Count the lines below that include the word "JSON" and write that number alone.

[RECORDS TO USE]
• • • • •

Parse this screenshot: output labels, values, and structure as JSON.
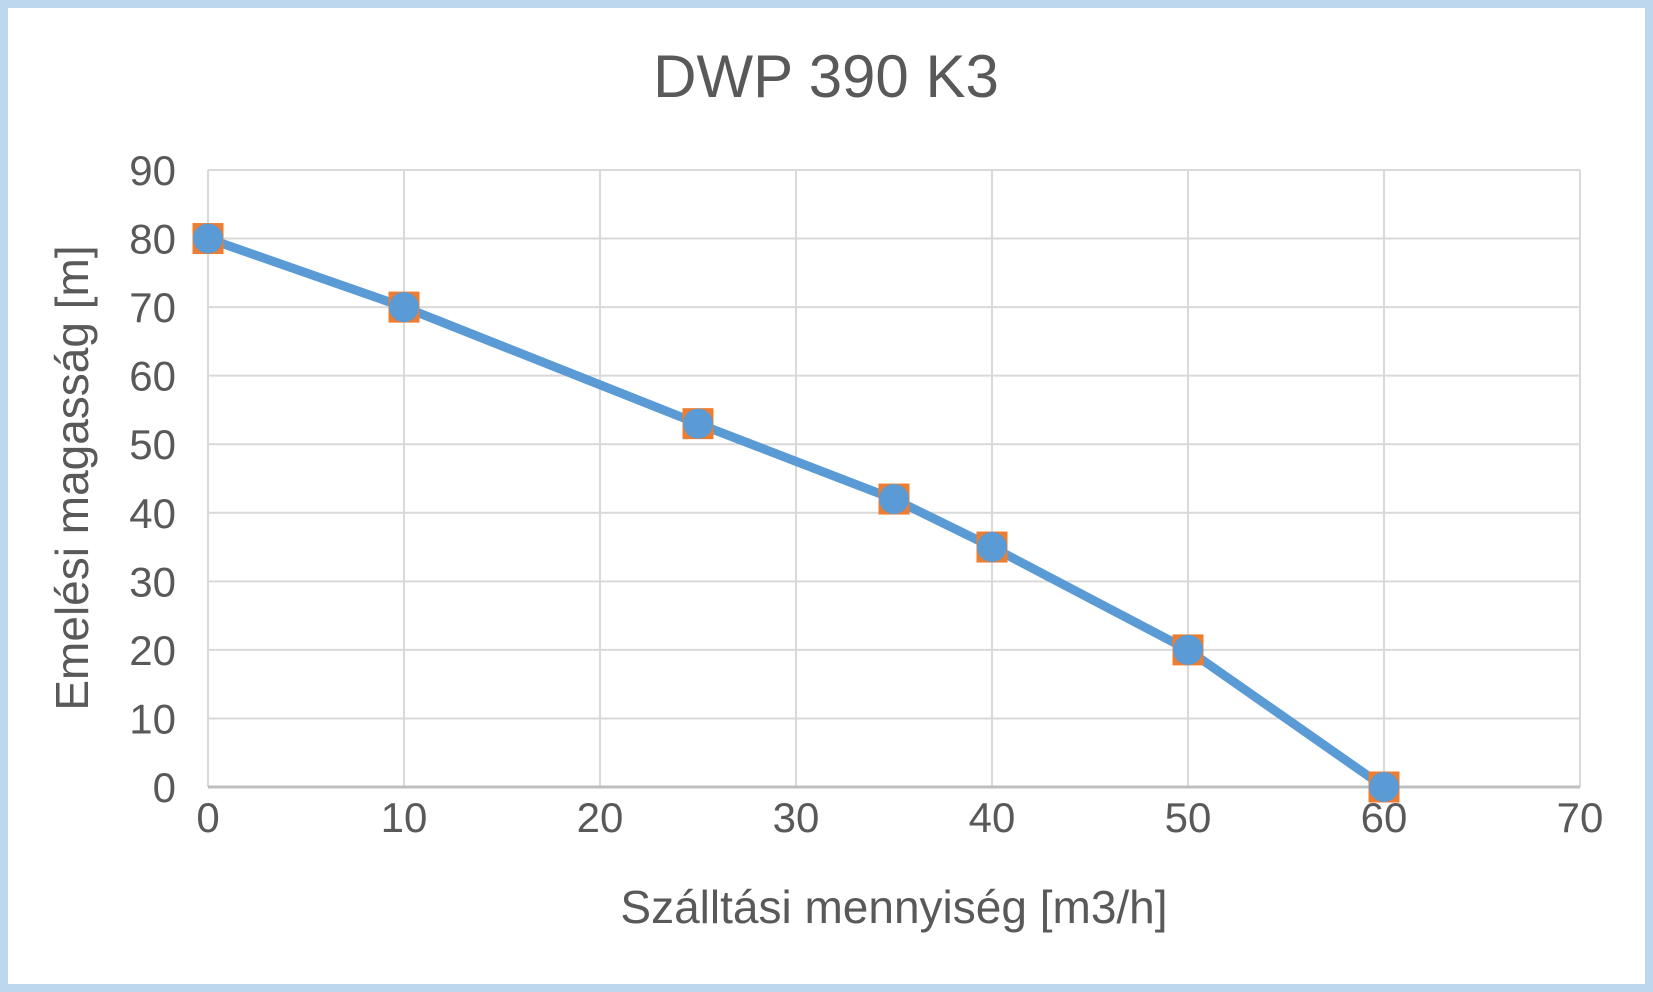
{
  "page": {
    "background": "#FFFFFF",
    "frame_color": "#BDD7EE"
  },
  "chart_data": {
    "type": "line",
    "title": "DWP 390 K3",
    "xlabel": "Szálltási mennyiség [m3/h]",
    "ylabel": "Emelési magasság [m]",
    "x": [
      0,
      10,
      25,
      35,
      40,
      50,
      60
    ],
    "y": [
      80,
      70,
      53,
      42,
      35,
      20,
      0
    ],
    "xlim": [
      0,
      70
    ],
    "ylim": [
      0,
      90
    ],
    "xticks": [
      0,
      10,
      20,
      30,
      40,
      50,
      60,
      70
    ],
    "yticks": [
      0,
      10,
      20,
      30,
      40,
      50,
      60,
      70,
      80,
      90
    ],
    "grid": true,
    "legend": false,
    "colors": {
      "line": "#5B9BD5",
      "marker_fill": "#5B9BD5",
      "marker_border": "#ED7D31",
      "gridline": "#D9D9D9",
      "axis_line": "#BFBFBF",
      "text": "#595959"
    }
  }
}
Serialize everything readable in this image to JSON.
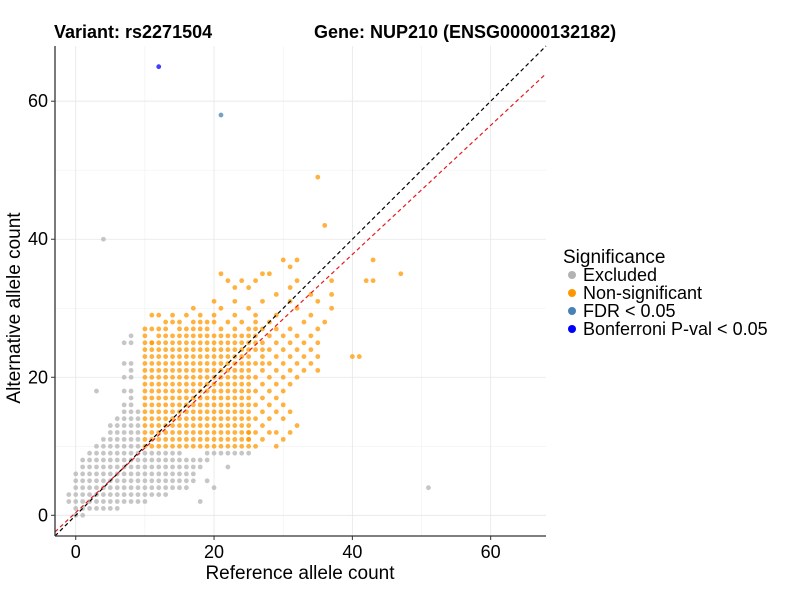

• • • • •

[EXERCISE ANSWER]
2